=== EXTRACTED MATERIAL ===
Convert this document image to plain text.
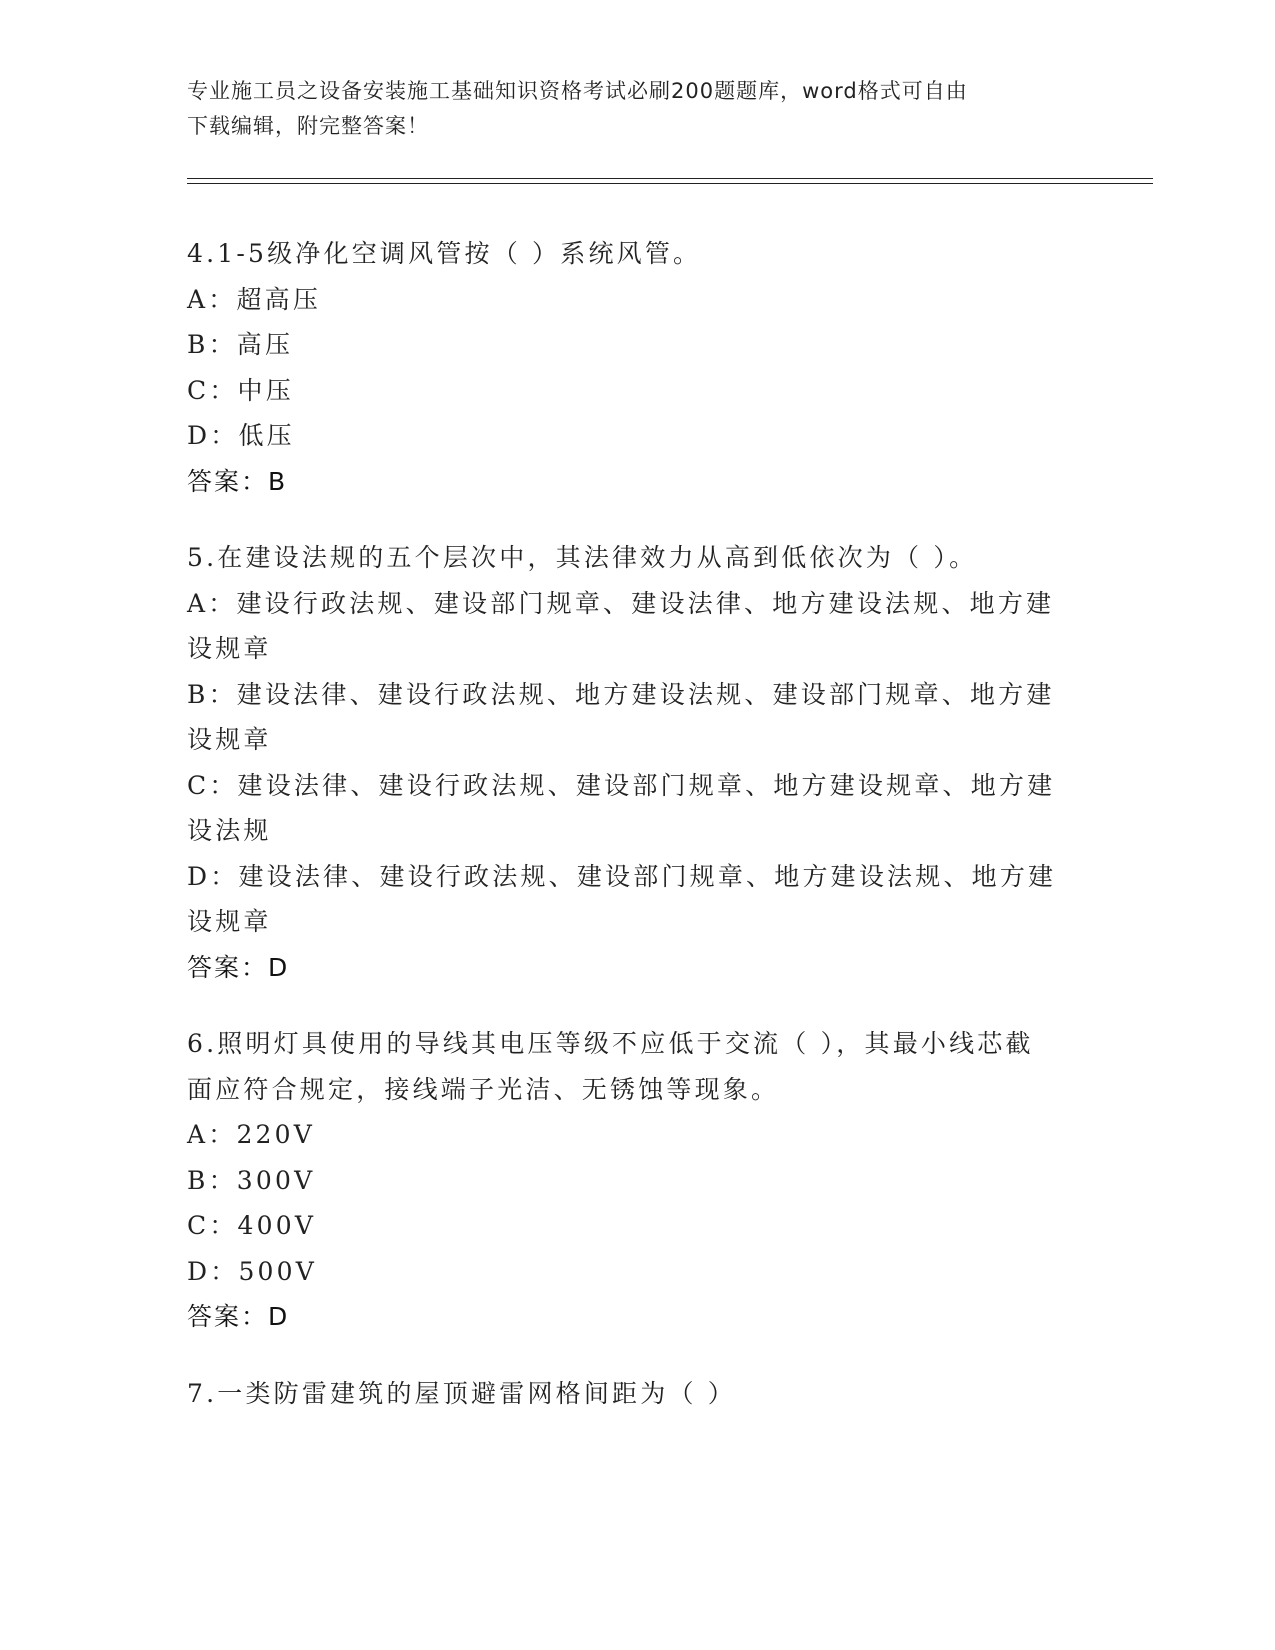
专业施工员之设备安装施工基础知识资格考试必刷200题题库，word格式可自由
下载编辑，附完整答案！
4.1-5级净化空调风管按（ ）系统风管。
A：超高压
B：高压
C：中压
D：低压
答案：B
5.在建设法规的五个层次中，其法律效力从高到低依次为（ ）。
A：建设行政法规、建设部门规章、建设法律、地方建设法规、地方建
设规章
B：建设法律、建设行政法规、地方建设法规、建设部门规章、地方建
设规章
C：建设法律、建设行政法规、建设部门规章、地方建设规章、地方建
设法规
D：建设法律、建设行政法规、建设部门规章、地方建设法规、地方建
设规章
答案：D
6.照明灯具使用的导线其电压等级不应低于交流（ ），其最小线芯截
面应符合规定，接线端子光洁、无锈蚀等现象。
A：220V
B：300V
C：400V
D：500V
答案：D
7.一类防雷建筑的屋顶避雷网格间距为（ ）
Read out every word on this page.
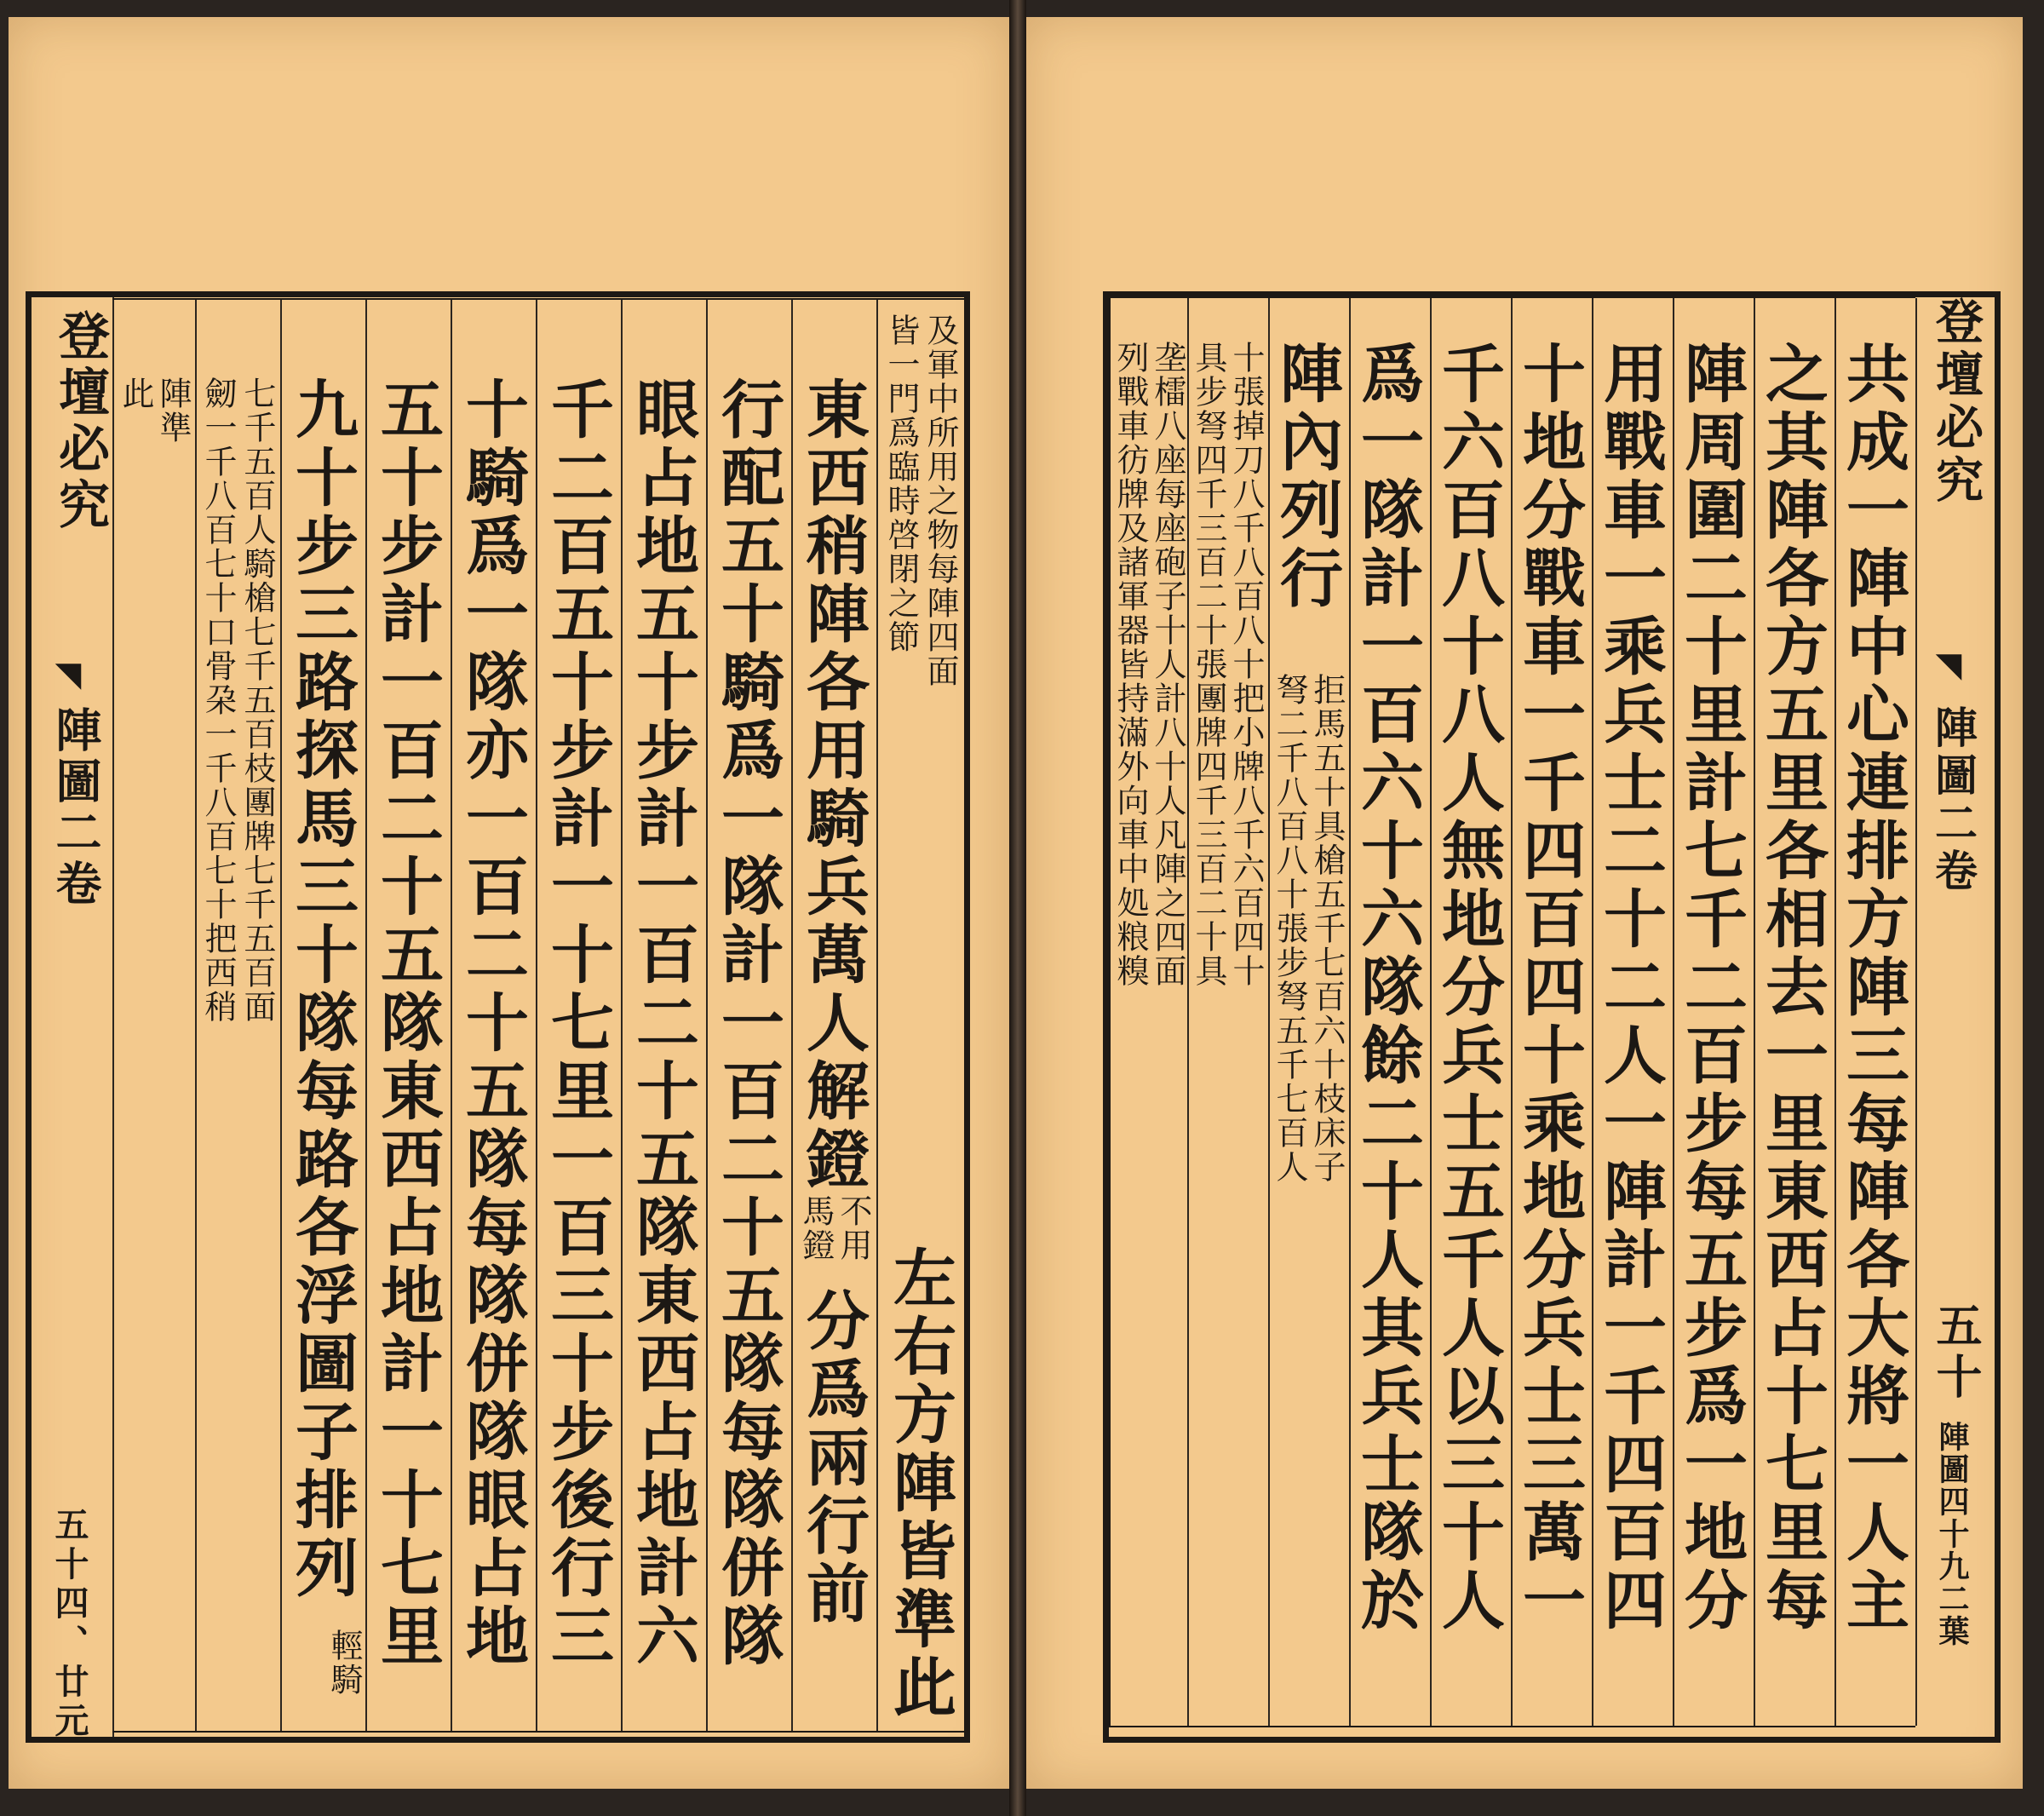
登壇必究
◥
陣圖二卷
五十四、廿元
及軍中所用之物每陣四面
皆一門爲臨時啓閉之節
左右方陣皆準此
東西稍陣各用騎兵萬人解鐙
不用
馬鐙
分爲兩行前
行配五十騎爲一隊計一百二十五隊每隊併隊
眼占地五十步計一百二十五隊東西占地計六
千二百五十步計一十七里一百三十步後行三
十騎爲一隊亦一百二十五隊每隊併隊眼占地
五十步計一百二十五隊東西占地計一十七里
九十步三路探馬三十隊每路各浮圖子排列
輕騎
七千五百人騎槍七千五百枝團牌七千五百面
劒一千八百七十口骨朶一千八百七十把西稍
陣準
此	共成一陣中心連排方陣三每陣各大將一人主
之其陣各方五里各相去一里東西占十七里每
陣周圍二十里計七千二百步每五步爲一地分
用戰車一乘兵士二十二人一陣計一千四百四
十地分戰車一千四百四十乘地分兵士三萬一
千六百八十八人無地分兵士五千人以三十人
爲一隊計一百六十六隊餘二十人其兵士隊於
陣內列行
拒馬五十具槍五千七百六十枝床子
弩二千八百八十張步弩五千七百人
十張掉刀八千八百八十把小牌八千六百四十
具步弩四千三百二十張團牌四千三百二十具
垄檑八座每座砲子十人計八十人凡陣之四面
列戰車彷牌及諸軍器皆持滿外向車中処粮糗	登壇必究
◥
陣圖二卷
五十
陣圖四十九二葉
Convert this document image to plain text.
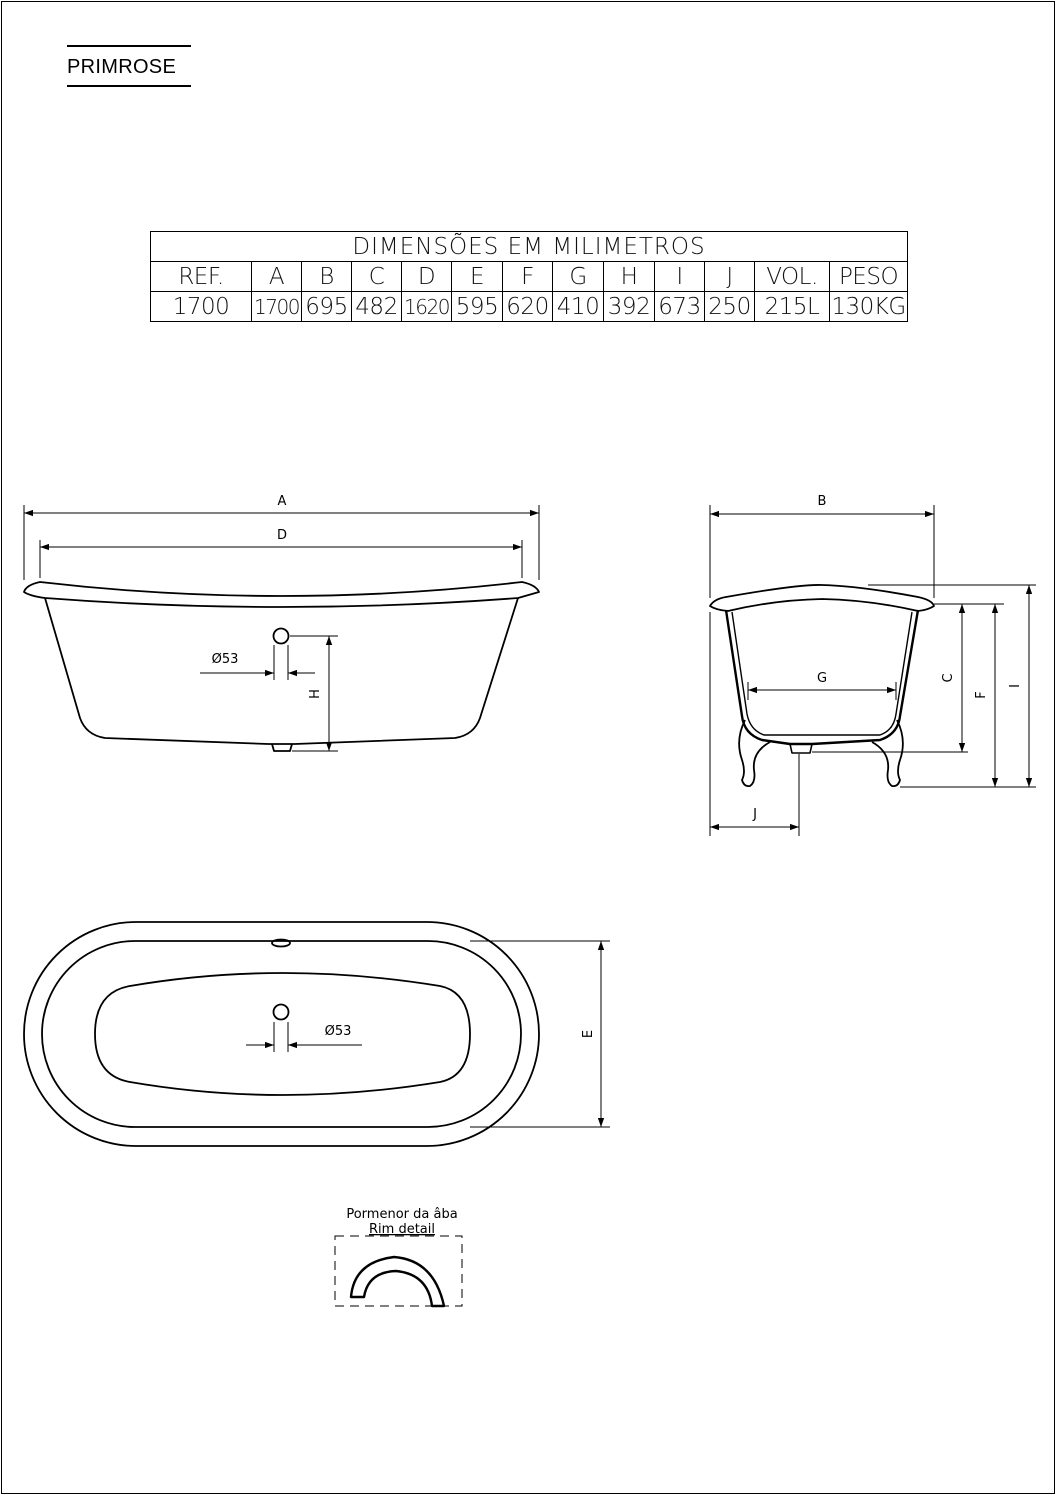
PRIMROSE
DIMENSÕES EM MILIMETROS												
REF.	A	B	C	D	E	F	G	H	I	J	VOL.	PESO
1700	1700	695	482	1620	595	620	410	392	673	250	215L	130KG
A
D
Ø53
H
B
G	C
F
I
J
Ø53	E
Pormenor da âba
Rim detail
===
EXERCISE DIRECTIONS:
Looking at the entries above, say how many lines contain the word "建设行政法规". Only the number is wanted.

EXERCISE ANSWER:
4